Document section.
Aztec: the Hybrid zkRollup
Ethereum-style smart contracts meet encrypted execution in a single zkRollup.
At Aztec Labs, our mission has been driving toward an encrypted zkRollup supporting generalized private compute.
Today we’re excited to announce the end-game — an entirely new zkRollup with the samename that started it all: Aztec.
Aztec is our vision for a trustless, scalable, and decentralized Layer 2 zkRollup enabling private smart contract execution.
Imagine all the things you love about Ethereum smart contracts, plus the ability to protect your data with programmable anonymity, data privacy, and confidential contracts.
That’s it. That’s the pitch.
Aztec explodes the design space of what you can do on blockchains by allowing public-private composability, and today, we’re proud to announce the roadmap for delivering Aztec to mainnet.
We are well on our way to completing basic contract deployment (Milestone 1.0), with significant progress across all components needed for a local developer environment.

Recorded information.
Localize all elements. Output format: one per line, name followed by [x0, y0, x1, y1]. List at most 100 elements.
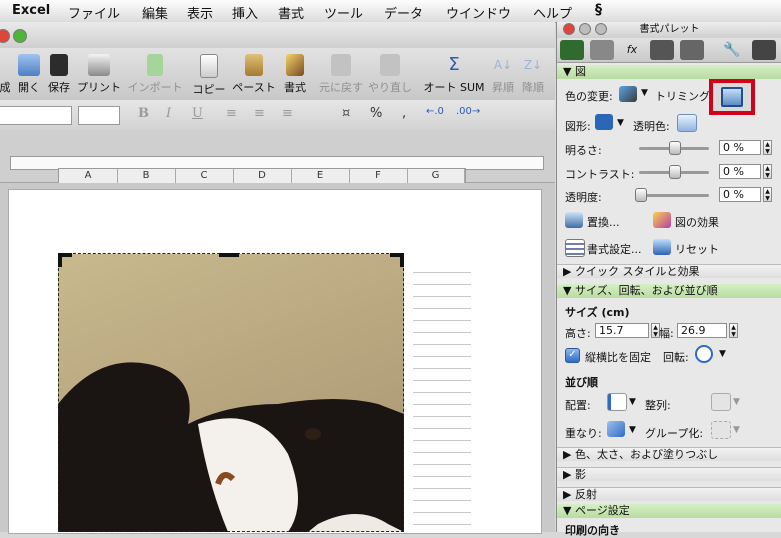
toolbar-new-button[interactable]: 成 [0, 52, 14, 98]
reset-picture-button[interactable]: リセット [675, 241, 719, 257]
increase-decimal-icon[interactable]: ←.0 [426, 106, 444, 117]
shape-dropdown-arrow-icon[interactable]: ▼ [617, 118, 624, 128]
rotate-icon[interactable] [695, 345, 713, 363]
palette-close-button[interactable] [563, 23, 575, 35]
toolbar-autosum-button[interactable]: Σ オート SUM [422, 52, 486, 98]
menu-window[interactable]: ウインドウ [446, 3, 511, 22]
script-menu-icon[interactable]: § [595, 2, 602, 18]
menu-format[interactable]: 書式 [278, 3, 304, 22]
format-picture-button[interactable]: 書式設定... [587, 241, 642, 257]
transparency-slider-knob[interactable] [635, 188, 647, 202]
width-field[interactable]: 26.9 [677, 323, 727, 338]
transparency-slider[interactable] [639, 194, 709, 197]
toolbar-paste-button[interactable]: ペースト [232, 52, 276, 98]
toolbar-redo-button[interactable]: やり直し [366, 52, 414, 98]
section-size-header[interactable]: ▼ サイズ、回転、および並び順 [557, 284, 781, 298]
tab-scrapbook-icon[interactable] [650, 40, 674, 60]
crop-handle-top[interactable] [219, 253, 239, 257]
arrange-dropdown-arrow-icon[interactable]: ▼ [629, 397, 636, 407]
font-size-select[interactable] [78, 106, 120, 125]
bold-button[interactable]: B [138, 106, 149, 121]
column-header-d[interactable]: D [233, 169, 292, 183]
transparency-field[interactable]: 0 % [719, 187, 761, 202]
tab-formatting-icon[interactable] [560, 40, 584, 60]
toolbar-import-button[interactable]: インポート [126, 52, 184, 98]
group-icon[interactable] [711, 421, 731, 439]
contrast-stepper[interactable]: ▲ ▼ [763, 164, 772, 179]
arrange-icon[interactable] [607, 393, 627, 411]
section-shadow-header[interactable]: ▶ 影 [557, 467, 781, 481]
rotate-dropdown-arrow-icon[interactable]: ▼ [719, 349, 726, 359]
toolbar-sort-desc-button[interactable]: Z↓ 降順 [518, 52, 548, 98]
section-reflection-header[interactable]: ▶ 反射 [557, 487, 781, 501]
column-header-f[interactable]: F [349, 169, 408, 183]
group-dropdown-arrow-icon[interactable]: ▼ [733, 425, 740, 435]
picture-effects-icon[interactable] [653, 212, 671, 228]
menu-help[interactable]: ヘルプ [533, 3, 572, 22]
italic-button[interactable]: I [166, 106, 171, 121]
lock-aspect-checkbox[interactable]: ✓ [565, 348, 580, 363]
crop-tool-button-highlighted[interactable] [709, 79, 755, 115]
section-page-setup-header[interactable]: ▼ ページ設定 [557, 504, 781, 518]
crop-selection-frame[interactable] [58, 253, 404, 532]
menu-tools[interactable]: ツール [324, 3, 363, 22]
recolor-button-icon[interactable] [619, 86, 637, 102]
column-header-c[interactable]: C [175, 169, 234, 183]
toolbar-copy-button[interactable]: コピー [190, 52, 228, 98]
transparency-stepper[interactable]: ▲ ▼ [763, 187, 772, 202]
menu-file[interactable]: ファイル [68, 3, 120, 22]
align-left-icon[interactable]: ≡ [226, 106, 237, 121]
section-quick-style-header[interactable]: ▶ クイック スタイルと効果 [557, 264, 781, 278]
toolbar-format-painter-button[interactable]: 書式 [280, 52, 310, 98]
column-header-b[interactable]: B [117, 169, 176, 183]
recolor-dropdown-arrow-icon[interactable]: ▼ [641, 88, 648, 98]
column-header-e[interactable]: E [291, 169, 350, 183]
percent-style-button[interactable]: % [370, 106, 382, 121]
brightness-slider-knob[interactable] [669, 141, 681, 155]
toolbar-undo-button[interactable]: 元に戻す [316, 52, 366, 98]
brightness-stepper[interactable]: ▲ ▼ [763, 140, 772, 155]
section-color-weight-header[interactable]: ▶ 色、太さ、および塗りつぶし [557, 447, 781, 461]
column-header-a[interactable]: A [59, 169, 118, 183]
tab-reference-tools-icon[interactable] [680, 40, 704, 60]
crop-handle-top-left[interactable] [58, 253, 72, 267]
menu-insert[interactable]: 挿入 [232, 3, 258, 22]
decrease-decimal-icon[interactable]: .00→ [456, 106, 480, 117]
comma-style-button[interactable]: , [402, 106, 406, 121]
toolbar-open-button[interactable]: 開く [16, 52, 42, 98]
tab-object-palette-icon[interactable] [590, 40, 614, 60]
transparent-color-tool-icon[interactable] [677, 114, 697, 132]
shape-button-icon[interactable] [595, 114, 613, 130]
column-header-g[interactable]: G [407, 169, 465, 183]
menu-app-name[interactable]: Excel [12, 3, 50, 18]
format-picture-icon[interactable] [565, 239, 585, 257]
stack-order-icon[interactable] [607, 421, 625, 437]
height-field[interactable]: 15.7 [595, 323, 649, 338]
stack-dropdown-arrow-icon[interactable]: ▼ [629, 425, 636, 435]
palette-minimize-button[interactable] [579, 23, 591, 35]
tab-formula-builder-icon[interactable]: fx [620, 40, 644, 60]
toolbar-print-button[interactable]: プリント [76, 52, 122, 98]
menu-view[interactable]: 表示 [187, 3, 213, 22]
width-stepper[interactable]: ▲ ▼ [729, 323, 738, 338]
replace-picture-button[interactable]: 置換... [587, 214, 620, 230]
menu-data[interactable]: データ [384, 3, 423, 22]
tab-compatibility-report-icon[interactable]: 🔧 [720, 40, 744, 60]
underline-button[interactable]: U [192, 106, 203, 121]
contrast-field[interactable]: 0 % [719, 164, 761, 179]
crop-handle-top-right[interactable] [390, 253, 404, 267]
currency-icon[interactable]: ¤ [342, 106, 350, 121]
contrast-slider-knob[interactable] [669, 165, 681, 179]
replace-picture-icon[interactable] [565, 212, 583, 228]
zoom-window-button[interactable] [13, 29, 27, 43]
close-window-button[interactable] [0, 29, 10, 43]
picture-effects-button[interactable]: 図の効果 [675, 214, 719, 230]
reset-picture-icon[interactable] [653, 239, 671, 255]
section-picture-header[interactable]: ▼ 図 [557, 65, 781, 79]
toolbar-save-button[interactable]: 保存 [46, 52, 72, 98]
toolbar-sort-asc-button[interactable]: A↓ 昇順 [488, 52, 518, 98]
align-center-icon[interactable]: ≡ [254, 106, 265, 121]
brightness-field[interactable]: 0 % [719, 140, 761, 155]
menu-edit[interactable]: 編集 [142, 3, 168, 22]
font-name-select[interactable] [0, 106, 72, 125]
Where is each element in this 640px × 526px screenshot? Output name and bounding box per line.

Problems and tasks.
1/ In the Aztec announcement, what milestone number is given to basic contract deployment?
2/ Quote the Aztec announcement word for word, from "Imagine all the" to "and confidential contracts.".

Results.
1/ Milestone 1.0

2/
Imagine all the things you love about Ethereum smart contracts, plus the ability to protect your data with programmable anonymity, data privacy, and confidential contracts.